## The task
What is the number of lines containing "Cruz"? Give only that number.

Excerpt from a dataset
++++++++++

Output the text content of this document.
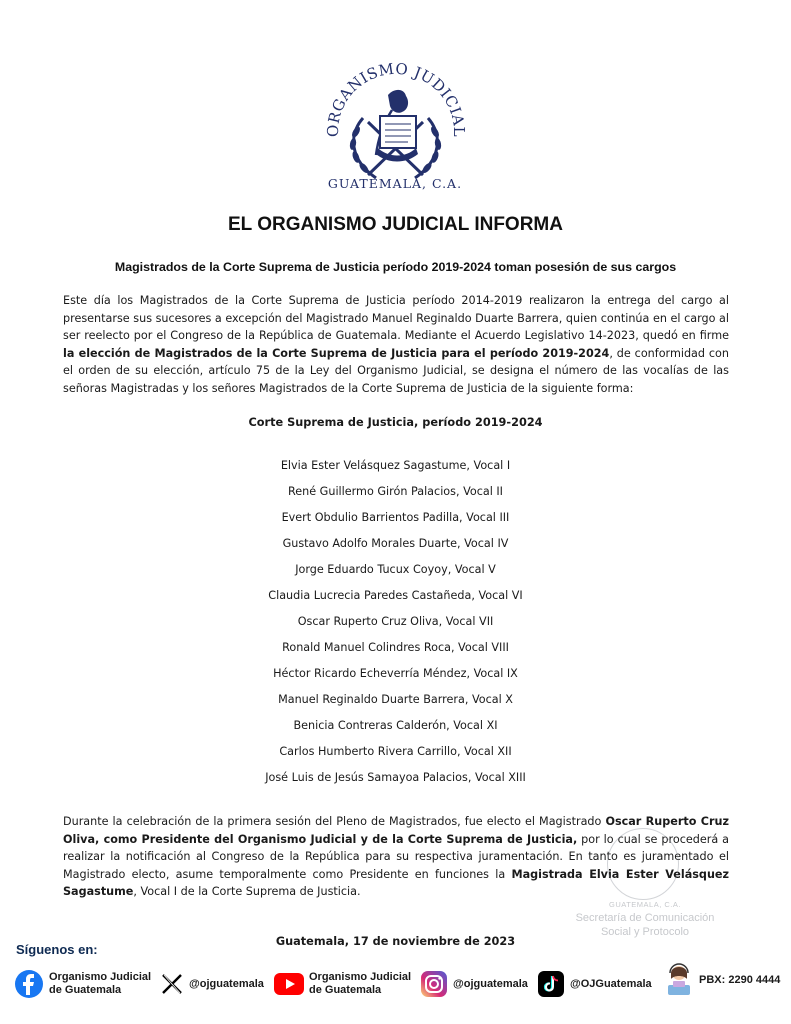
ORGANISMO JUDICIAL
GUATEMALA, C.A.
EL ORGANISMO JUDICIAL INFORMA
Magistrados de la Corte Suprema de Justicia período 2019-2024 toman posesión de sus cargos
Este día los Magistrados de la Corte Suprema de Justicia período 2014-2019 realizaron la entrega del cargo al presentarse sus sucesores a excepción del Magistrado Manuel Reginaldo Duarte Barrera, quien continúa en el cargo al ser reelecto por el Congreso de la República de Guatemala. Mediante el Acuerdo Legislativo 14-2023, quedó en firme la elección de Magistrados de la Corte Suprema de Justicia para el período 2019-2024, de conformidad con el orden de su elección, artículo 75 de la Ley del Organismo Judicial, se designa el número de las vocalías de las señoras Magistradas y los señores Magistrados de la Corte Suprema de Justicia de la siguiente forma:
Corte Suprema de Justicia, período 2019-2024
Elvia Ester Velásquez Sagastume, Vocal I
René Guillermo Girón Palacios, Vocal II
Evert Obdulio Barrientos Padilla, Vocal III
Gustavo Adolfo Morales Duarte, Vocal IV
Jorge Eduardo Tucux Coyoy, Vocal V
Claudia Lucrecia Paredes Castañeda, Vocal VI
Oscar Ruperto Cruz Oliva, Vocal VII
Ronald Manuel Colindres Roca, Vocal VIII
Héctor Ricardo Echeverría Méndez, Vocal IX
Manuel Reginaldo Duarte Barrera, Vocal X
Benicia Contreras Calderón, Vocal XI
Carlos Humberto Rivera Carrillo, Vocal XII
José Luis de Jesús Samayoa Palacios, Vocal XIII
Durante la celebración de la primera sesión del Pleno de Magistrados, fue electo el Magistrado Oscar Ruperto Cruz Oliva, como Presidente del Organismo Judicial y de la Corte Suprema de Justicia, por lo cual se procederá a realizar la notificación al Congreso de la República para su respectiva juramentación. En tanto es juramentado el Magistrado electo, asume temporalmente como Presidente en funciones la Magistrada Elvia Ester Velásquez Sagastume, Vocal I de la Corte Suprema de Justicia.
GUATEMALA, C.A.
Secretaría de Comunicación
Social y Protocolo
Guatemala, 17 de noviembre de 2023
Síguenos en:
Organismo Judicial
de Guatemala
@ojguatemala
Organismo Judicial
de Guatemala
@ojguatemala	@OJGuatemala	PBX: 2290 4444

++++++++++

## Task result
2